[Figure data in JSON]
┄┄┄┄┄┄┄┄┄┄

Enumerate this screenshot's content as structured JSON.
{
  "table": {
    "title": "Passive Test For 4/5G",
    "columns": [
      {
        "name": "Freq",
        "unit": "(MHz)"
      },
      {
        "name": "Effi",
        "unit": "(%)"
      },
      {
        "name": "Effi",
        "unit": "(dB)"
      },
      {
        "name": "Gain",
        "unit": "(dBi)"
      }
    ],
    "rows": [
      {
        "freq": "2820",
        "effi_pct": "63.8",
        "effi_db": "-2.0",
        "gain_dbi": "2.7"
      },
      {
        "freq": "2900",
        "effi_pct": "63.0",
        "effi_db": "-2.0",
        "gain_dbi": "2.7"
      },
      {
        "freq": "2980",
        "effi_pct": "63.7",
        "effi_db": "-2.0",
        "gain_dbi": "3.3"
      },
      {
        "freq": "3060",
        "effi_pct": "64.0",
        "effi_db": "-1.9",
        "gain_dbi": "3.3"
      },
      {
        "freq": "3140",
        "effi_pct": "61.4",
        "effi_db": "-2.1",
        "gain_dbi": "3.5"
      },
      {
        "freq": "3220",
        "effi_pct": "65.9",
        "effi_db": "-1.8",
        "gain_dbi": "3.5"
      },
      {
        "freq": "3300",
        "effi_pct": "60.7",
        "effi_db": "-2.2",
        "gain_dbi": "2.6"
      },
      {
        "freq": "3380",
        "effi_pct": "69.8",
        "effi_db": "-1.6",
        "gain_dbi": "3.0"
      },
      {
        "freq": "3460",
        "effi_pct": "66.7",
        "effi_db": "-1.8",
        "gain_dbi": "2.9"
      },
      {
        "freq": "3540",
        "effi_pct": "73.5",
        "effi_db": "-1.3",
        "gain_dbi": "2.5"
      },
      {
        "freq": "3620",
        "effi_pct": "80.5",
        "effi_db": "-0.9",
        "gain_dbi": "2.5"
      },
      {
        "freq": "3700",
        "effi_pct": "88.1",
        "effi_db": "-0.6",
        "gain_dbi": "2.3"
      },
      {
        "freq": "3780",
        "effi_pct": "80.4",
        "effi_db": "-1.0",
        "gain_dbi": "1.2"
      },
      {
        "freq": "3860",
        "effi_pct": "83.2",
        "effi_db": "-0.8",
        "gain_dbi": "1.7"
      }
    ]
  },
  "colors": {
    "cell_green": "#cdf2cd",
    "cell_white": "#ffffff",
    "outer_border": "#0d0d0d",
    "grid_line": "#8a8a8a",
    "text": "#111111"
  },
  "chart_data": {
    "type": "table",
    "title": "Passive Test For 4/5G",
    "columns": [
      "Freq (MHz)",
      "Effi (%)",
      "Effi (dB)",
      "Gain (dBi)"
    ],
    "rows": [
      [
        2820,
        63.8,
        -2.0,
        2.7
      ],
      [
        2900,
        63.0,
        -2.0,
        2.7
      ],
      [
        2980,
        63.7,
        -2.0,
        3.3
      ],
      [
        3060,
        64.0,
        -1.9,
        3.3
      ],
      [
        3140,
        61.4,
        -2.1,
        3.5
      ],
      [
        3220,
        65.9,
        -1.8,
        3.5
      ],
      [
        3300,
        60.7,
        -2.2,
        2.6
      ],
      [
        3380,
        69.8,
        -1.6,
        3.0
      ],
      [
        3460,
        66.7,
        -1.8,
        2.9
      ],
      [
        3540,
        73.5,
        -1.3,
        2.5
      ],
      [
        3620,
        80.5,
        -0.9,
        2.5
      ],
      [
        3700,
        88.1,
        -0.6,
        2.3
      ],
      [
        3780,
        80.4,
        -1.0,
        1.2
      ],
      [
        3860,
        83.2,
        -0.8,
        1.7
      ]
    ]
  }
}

┄┄┄┄┄┄┄┄┄┄

# Stated problem
Take the data above and return it exactly.

# Task solution
Enumerate this screenshot's content as structured JSON.
{
  "table": {
    "title": "Passive Test For 4/5G",
    "columns": [
      {
        "name": "Freq",
        "unit": "(MHz)"
      },
      {
        "name": "Effi",
        "unit": "(%)"
      },
      {
        "name": "Effi",
        "unit": "(dB)"
      },
      {
        "name": "Gain",
        "unit": "(dBi)"
      }
    ],
    "rows": [
      {
        "freq": "2820",
        "effi_pct": "63.8",
        "effi_db": "-2.0",
        "gain_dbi": "2.7"
      },
      {
        "freq": "2900",
        "effi_pct": "63.0",
        "effi_db": "-2.0",
        "gain_dbi": "2.7"
      },
      {
        "freq": "2980",
        "effi_pct": "63.7",
        "effi_db": "-2.0",
        "gain_dbi": "3.3"
      },
      {
        "freq": "3060",
        "effi_pct": "64.0",
        "effi_db": "-1.9",
        "gain_dbi": "3.3"
      },
      {
        "freq": "3140",
        "effi_pct": "61.4",
        "effi_db": "-2.1",
        "gain_dbi": "3.5"
      },
      {
        "freq": "3220",
        "effi_pct": "65.9",
        "effi_db": "-1.8",
        "gain_dbi": "3.5"
      },
      {
        "freq": "3300",
        "effi_pct": "60.7",
        "effi_db": "-2.2",
        "gain_dbi": "2.6"
      },
      {
        "freq": "3380",
        "effi_pct": "69.8",
        "effi_db": "-1.6",
        "gain_dbi": "3.0"
      },
      {
        "freq": "3460",
        "effi_pct": "66.7",
        "effi_db": "-1.8",
        "gain_dbi": "2.9"
      },
      {
        "freq": "3540",
        "effi_pct": "73.5",
        "effi_db": "-1.3",
        "gain_dbi": "2.5"
      },
      {
        "freq": "3620",
        "effi_pct": "80.5",
        "effi_db": "-0.9",
        "gain_dbi": "2.5"
      },
      {
        "freq": "3700",
        "effi_pct": "88.1",
        "effi_db": "-0.6",
        "gain_dbi": "2.3"
      },
      {
        "freq": "3780",
        "effi_pct": "80.4",
        "effi_db": "-1.0",
        "gain_dbi": "1.2"
      },
      {
        "freq": "3860",
        "effi_pct": "83.2",
        "effi_db": "-0.8",
        "gain_dbi": "1.7"
      }
    ]
  },
  "colors": {
    "cell_green": "#cdf2cd",
    "cell_white": "#ffffff",
    "outer_border": "#0d0d0d",
    "grid_line": "#8a8a8a",
    "text": "#111111"
  },
  "chart_data": {
    "type": "table",
    "title": "Passive Test For 4/5G",
    "columns": [
      "Freq (MHz)",
      "Effi (%)",
      "Effi (dB)",
      "Gain (dBi)"
    ],
    "rows": [
      [
        2820,
        63.8,
        -2.0,
        2.7
      ],
      [
        2900,
        63.0,
        -2.0,
        2.7
      ],
      [
        2980,
        63.7,
        -2.0,
        3.3
      ],
      [
        3060,
        64.0,
        -1.9,
        3.3
      ],
      [
        3140,
        61.4,
        -2.1,
        3.5
      ],
      [
        3220,
        65.9,
        -1.8,
        3.5
      ],
      [
        3300,
        60.7,
        -2.2,
        2.6
      ],
      [
        3380,
        69.8,
        -1.6,
        3.0
      ],
      [
        3460,
        66.7,
        -1.8,
        2.9
      ],
      [
        3540,
        73.5,
        -1.3,
        2.5
      ],
      [
        3620,
        80.5,
        -0.9,
        2.5
      ],
      [
        3700,
        88.1,
        -0.6,
        2.3
      ],
      [
        3780,
        80.4,
        -1.0,
        1.2
      ],
      [
        3860,
        83.2,
        -0.8,
        1.7
      ]
    ]
  }
}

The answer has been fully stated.